* **What the task asks**: Your task is to output the entries below word for word.

Rows from a dataset
** begin **
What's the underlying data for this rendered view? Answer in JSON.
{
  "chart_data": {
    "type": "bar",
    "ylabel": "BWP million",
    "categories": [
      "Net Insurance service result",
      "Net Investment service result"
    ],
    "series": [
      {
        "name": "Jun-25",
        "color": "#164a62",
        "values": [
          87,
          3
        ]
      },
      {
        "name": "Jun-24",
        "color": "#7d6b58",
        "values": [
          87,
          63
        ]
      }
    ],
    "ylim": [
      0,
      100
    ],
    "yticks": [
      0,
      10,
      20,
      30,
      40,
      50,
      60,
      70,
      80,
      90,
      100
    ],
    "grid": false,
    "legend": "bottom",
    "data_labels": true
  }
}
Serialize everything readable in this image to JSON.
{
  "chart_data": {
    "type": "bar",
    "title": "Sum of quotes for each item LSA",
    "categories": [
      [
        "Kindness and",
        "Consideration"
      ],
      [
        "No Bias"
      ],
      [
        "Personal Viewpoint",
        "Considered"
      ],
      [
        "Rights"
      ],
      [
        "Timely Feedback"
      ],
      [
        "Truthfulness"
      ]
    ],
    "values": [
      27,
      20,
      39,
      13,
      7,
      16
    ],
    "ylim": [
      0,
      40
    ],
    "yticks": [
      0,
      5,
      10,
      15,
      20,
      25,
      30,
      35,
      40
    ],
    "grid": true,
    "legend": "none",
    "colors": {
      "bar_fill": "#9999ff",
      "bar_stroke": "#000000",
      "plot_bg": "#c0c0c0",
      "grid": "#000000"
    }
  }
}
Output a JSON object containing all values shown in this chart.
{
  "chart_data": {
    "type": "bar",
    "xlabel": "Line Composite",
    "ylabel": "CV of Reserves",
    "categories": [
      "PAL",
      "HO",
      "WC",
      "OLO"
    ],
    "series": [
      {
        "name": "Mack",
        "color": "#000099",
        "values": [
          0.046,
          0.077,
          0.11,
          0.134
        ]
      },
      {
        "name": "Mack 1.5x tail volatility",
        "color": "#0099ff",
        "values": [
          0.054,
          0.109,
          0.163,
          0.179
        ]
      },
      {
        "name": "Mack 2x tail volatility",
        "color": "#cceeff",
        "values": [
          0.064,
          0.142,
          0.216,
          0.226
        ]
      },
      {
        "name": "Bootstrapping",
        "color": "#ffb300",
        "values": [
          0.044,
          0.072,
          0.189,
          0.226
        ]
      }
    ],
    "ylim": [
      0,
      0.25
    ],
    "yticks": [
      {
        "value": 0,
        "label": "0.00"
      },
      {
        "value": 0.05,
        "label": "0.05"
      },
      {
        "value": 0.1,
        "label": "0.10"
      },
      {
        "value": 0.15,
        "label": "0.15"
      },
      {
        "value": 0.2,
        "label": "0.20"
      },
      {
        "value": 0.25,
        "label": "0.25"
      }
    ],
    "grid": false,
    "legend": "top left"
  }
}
** end **
* **Answer for this exercise**:
What's the underlying data for this rendered view? Answer in JSON.
{
  "chart_data": {
    "type": "bar",
    "ylabel": "BWP million",
    "categories": [
      "Net Insurance service result",
      "Net Investment service result"
    ],
    "series": [
      {
        "name": "Jun-25",
        "color": "#164a62",
        "values": [
          87,
          3
        ]
      },
      {
        "name": "Jun-24",
        "color": "#7d6b58",
        "values": [
          87,
          63
        ]
      }
    ],
    "ylim": [
      0,
      100
    ],
    "yticks": [
      0,
      10,
      20,
      30,
      40,
      50,
      60,
      70,
      80,
      90,
      100
    ],
    "grid": false,
    "legend": "bottom",
    "data_labels": true
  }
}
Serialize everything readable in this image to JSON.
{
  "chart_data": {
    "type": "bar",
    "title": "Sum of quotes for each item LSA",
    "categories": [
      [
        "Kindness and",
        "Consideration"
      ],
      [
        "No Bias"
      ],
      [
        "Personal Viewpoint",
        "Considered"
      ],
      [
        "Rights"
      ],
      [
        "Timely Feedback"
      ],
      [
        "Truthfulness"
      ]
    ],
    "values": [
      27,
      20,
      39,
      13,
      7,
      16
    ],
    "ylim": [
      0,
      40
    ],
    "yticks": [
      0,
      5,
      10,
      15,
      20,
      25,
      30,
      35,
      40
    ],
    "grid": true,
    "legend": "none",
    "colors": {
      "bar_fill": "#9999ff",
      "bar_stroke": "#000000",
      "plot_bg": "#c0c0c0",
      "grid": "#000000"
    }
  }
}
Output a JSON object containing all values shown in this chart.
{
  "chart_data": {
    "type": "bar",
    "xlabel": "Line Composite",
    "ylabel": "CV of Reserves",
    "categories": [
      "PAL",
      "HO",
      "WC",
      "OLO"
    ],
    "series": [
      {
        "name": "Mack",
        "color": "#000099",
        "values": [
          0.046,
          0.077,
          0.11,
          0.134
        ]
      },
      {
        "name": "Mack 1.5x tail volatility",
        "color": "#0099ff",
        "values": [
          0.054,
          0.109,
          0.163,
          0.179
        ]
      },
      {
        "name": "Mack 2x tail volatility",
        "color": "#cceeff",
        "values": [
          0.064,
          0.142,
          0.216,
          0.226
        ]
      },
      {
        "name": "Bootstrapping",
        "color": "#ffb300",
        "values": [
          0.044,
          0.072,
          0.189,
          0.226
        ]
      }
    ],
    "ylim": [
      0,
      0.25
    ],
    "yticks": [
      {
        "value": 0,
        "label": "0.00"
      },
      {
        "value": 0.05,
        "label": "0.05"
      },
      {
        "value": 0.1,
        "label": "0.10"
      },
      {
        "value": 0.15,
        "label": "0.15"
      },
      {
        "value": 0.2,
        "label": "0.20"
      },
      {
        "value": 0.25,
        "label": "0.25"
      }
    ],
    "grid": false,
    "legend": "top left"
  }
}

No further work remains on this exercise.